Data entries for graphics
——————

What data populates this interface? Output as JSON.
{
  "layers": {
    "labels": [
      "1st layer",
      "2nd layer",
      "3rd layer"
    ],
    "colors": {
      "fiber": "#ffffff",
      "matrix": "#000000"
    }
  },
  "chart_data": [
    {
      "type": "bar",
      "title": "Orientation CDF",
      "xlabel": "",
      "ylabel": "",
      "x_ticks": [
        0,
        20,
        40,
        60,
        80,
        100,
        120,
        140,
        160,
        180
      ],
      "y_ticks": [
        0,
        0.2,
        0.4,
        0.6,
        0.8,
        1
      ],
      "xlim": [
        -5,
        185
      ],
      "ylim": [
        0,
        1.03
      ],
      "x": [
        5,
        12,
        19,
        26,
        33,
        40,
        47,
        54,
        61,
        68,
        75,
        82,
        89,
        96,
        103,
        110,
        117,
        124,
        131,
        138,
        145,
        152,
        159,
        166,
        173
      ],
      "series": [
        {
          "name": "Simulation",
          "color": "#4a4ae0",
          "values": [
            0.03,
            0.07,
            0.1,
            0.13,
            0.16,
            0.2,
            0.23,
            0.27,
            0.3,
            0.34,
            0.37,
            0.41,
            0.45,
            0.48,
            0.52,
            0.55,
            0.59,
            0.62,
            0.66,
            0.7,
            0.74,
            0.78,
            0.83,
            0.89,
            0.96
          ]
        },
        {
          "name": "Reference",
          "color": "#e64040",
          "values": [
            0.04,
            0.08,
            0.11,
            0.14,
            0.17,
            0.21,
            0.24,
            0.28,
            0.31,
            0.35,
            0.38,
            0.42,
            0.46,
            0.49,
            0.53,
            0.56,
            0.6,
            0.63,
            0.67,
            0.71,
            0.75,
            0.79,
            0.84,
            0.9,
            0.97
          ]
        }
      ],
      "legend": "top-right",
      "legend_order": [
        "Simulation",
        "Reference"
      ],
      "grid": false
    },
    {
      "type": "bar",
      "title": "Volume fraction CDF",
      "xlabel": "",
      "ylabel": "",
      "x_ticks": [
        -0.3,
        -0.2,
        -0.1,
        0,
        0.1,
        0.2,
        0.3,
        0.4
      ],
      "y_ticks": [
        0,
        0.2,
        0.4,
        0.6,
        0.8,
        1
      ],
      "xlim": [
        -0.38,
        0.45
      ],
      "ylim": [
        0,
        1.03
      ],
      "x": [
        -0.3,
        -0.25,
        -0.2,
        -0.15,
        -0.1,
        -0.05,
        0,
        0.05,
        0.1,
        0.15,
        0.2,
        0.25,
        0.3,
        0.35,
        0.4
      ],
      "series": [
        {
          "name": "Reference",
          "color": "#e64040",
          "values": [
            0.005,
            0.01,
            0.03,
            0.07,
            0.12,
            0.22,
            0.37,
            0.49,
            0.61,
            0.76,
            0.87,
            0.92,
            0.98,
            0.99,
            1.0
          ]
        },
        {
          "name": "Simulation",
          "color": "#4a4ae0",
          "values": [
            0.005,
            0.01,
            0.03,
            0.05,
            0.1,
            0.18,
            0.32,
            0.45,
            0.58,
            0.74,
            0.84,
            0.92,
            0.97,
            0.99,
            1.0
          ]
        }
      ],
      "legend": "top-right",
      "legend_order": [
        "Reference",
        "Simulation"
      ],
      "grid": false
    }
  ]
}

——————

What the task requires — From the first line to the last, retype the data exactly.

Full response —
What data populates this interface? Output as JSON.
{
  "layers": {
    "labels": [
      "1st layer",
      "2nd layer",
      "3rd layer"
    ],
    "colors": {
      "fiber": "#ffffff",
      "matrix": "#000000"
    }
  },
  "chart_data": [
    {
      "type": "bar",
      "title": "Orientation CDF",
      "xlabel": "",
      "ylabel": "",
      "x_ticks": [
        0,
        20,
        40,
        60,
        80,
        100,
        120,
        140,
        160,
        180
      ],
      "y_ticks": [
        0,
        0.2,
        0.4,
        0.6,
        0.8,
        1
      ],
      "xlim": [
        -5,
        185
      ],
      "ylim": [
        0,
        1.03
      ],
      "x": [
        5,
        12,
        19,
        26,
        33,
        40,
        47,
        54,
        61,
        68,
        75,
        82,
        89,
        96,
        103,
        110,
        117,
        124,
        131,
        138,
        145,
        152,
        159,
        166,
        173
      ],
      "series": [
        {
          "name": "Simulation",
          "color": "#4a4ae0",
          "values": [
            0.03,
            0.07,
            0.1,
            0.13,
            0.16,
            0.2,
            0.23,
            0.27,
            0.3,
            0.34,
            0.37,
            0.41,
            0.45,
            0.48,
            0.52,
            0.55,
            0.59,
            0.62,
            0.66,
            0.7,
            0.74,
            0.78,
            0.83,
            0.89,
            0.96
          ]
        },
        {
          "name": "Reference",
          "color": "#e64040",
          "values": [
            0.04,
            0.08,
            0.11,
            0.14,
            0.17,
            0.21,
            0.24,
            0.28,
            0.31,
            0.35,
            0.38,
            0.42,
            0.46,
            0.49,
            0.53,
            0.56,
            0.6,
            0.63,
            0.67,
            0.71,
            0.75,
            0.79,
            0.84,
            0.9,
            0.97
          ]
        }
      ],
      "legend": "top-right",
      "legend_order": [
        "Simulation",
        "Reference"
      ],
      "grid": false
    },
    {
      "type": "bar",
      "title": "Volume fraction CDF",
      "xlabel": "",
      "ylabel": "",
      "x_ticks": [
        -0.3,
        -0.2,
        -0.1,
        0,
        0.1,
        0.2,
        0.3,
        0.4
      ],
      "y_ticks": [
        0,
        0.2,
        0.4,
        0.6,
        0.8,
        1
      ],
      "xlim": [
        -0.38,
        0.45
      ],
      "ylim": [
        0,
        1.03
      ],
      "x": [
        -0.3,
        -0.25,
        -0.2,
        -0.15,
        -0.1,
        -0.05,
        0,
        0.05,
        0.1,
        0.15,
        0.2,
        0.25,
        0.3,
        0.35,
        0.4
      ],
      "series": [
        {
          "name": "Reference",
          "color": "#e64040",
          "values": [
            0.005,
            0.01,
            0.03,
            0.07,
            0.12,
            0.22,
            0.37,
            0.49,
            0.61,
            0.76,
            0.87,
            0.92,
            0.98,
            0.99,
            1.0
          ]
        },
        {
          "name": "Simulation",
          "color": "#4a4ae0",
          "values": [
            0.005,
            0.01,
            0.03,
            0.05,
            0.1,
            0.18,
            0.32,
            0.45,
            0.58,
            0.74,
            0.84,
            0.92,
            0.97,
            0.99,
            1.0
          ]
        }
      ],
      "legend": "top-right",
      "legend_order": [
        "Reference",
        "Simulation"
      ],
      "grid": false
    }
  ]
}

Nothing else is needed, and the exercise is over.